# AIM
Count every line that includes the string "Grupos" in the entries that follow. Nothing besides the number is needed.

Records from a data source:
----

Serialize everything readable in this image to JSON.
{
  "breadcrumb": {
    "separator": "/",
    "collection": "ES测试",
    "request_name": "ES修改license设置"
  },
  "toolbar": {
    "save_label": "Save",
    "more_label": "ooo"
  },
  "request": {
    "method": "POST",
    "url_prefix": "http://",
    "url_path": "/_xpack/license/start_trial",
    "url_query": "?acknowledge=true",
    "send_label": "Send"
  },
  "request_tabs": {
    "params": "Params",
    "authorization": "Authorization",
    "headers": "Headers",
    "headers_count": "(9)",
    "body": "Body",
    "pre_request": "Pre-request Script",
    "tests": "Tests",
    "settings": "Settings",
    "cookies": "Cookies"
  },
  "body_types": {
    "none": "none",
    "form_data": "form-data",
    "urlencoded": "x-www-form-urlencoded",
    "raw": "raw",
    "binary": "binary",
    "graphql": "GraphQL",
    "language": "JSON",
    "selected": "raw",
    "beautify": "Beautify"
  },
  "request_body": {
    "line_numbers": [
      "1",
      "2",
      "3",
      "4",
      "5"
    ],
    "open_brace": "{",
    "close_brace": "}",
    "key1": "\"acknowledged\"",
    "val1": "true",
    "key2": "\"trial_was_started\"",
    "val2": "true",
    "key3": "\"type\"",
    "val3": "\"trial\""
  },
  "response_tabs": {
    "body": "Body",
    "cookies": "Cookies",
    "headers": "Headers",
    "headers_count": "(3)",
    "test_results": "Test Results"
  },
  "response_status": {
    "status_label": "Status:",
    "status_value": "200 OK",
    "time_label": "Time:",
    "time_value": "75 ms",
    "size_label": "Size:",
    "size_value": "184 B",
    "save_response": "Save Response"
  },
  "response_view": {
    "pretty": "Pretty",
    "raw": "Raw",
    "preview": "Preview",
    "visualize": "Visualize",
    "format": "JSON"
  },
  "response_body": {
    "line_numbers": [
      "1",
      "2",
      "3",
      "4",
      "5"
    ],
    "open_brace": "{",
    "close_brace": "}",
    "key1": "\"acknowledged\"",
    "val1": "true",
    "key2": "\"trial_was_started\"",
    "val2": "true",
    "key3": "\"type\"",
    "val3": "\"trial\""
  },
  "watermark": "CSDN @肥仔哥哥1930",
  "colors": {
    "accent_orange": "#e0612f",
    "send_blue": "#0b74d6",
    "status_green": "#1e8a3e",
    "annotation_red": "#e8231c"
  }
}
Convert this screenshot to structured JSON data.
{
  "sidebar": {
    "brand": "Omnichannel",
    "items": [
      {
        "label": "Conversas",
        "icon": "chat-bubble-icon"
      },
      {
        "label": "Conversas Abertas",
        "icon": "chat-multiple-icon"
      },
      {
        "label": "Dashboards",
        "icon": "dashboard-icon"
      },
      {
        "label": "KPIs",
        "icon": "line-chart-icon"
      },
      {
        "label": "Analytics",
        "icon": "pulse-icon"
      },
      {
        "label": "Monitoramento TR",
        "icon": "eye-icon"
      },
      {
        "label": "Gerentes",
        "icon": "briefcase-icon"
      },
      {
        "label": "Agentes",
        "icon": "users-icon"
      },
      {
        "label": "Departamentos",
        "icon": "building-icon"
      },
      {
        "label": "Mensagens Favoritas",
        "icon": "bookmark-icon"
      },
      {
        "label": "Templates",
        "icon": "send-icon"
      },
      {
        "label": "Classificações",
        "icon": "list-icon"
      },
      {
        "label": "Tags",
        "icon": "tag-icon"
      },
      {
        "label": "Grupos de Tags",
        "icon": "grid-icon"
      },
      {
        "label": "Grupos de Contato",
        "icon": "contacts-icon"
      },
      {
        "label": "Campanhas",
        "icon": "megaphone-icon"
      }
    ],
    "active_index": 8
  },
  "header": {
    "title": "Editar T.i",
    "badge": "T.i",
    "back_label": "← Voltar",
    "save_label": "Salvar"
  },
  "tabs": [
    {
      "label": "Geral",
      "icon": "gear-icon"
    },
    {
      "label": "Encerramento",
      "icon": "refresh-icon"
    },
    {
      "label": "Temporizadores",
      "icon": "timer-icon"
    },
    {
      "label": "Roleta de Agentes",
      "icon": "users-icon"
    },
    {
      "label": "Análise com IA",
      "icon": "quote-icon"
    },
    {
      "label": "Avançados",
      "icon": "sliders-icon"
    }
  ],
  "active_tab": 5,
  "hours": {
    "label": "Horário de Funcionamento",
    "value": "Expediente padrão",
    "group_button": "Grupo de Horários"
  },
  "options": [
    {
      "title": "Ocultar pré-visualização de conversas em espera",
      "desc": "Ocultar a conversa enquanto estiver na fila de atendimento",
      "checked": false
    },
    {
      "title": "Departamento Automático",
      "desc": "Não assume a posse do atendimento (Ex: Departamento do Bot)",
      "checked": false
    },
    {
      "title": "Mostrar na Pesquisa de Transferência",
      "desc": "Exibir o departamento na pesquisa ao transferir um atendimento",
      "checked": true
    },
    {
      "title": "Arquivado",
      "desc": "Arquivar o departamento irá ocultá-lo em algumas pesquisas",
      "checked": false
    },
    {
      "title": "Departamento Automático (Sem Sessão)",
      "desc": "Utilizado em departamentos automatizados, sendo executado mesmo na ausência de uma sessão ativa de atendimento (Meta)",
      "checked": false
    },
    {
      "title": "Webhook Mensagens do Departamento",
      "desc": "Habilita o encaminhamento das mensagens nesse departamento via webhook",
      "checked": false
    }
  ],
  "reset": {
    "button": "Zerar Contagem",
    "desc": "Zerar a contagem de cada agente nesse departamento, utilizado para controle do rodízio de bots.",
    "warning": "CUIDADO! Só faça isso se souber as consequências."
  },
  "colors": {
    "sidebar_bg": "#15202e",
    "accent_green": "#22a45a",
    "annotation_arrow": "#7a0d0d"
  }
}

----

# ANSWER
2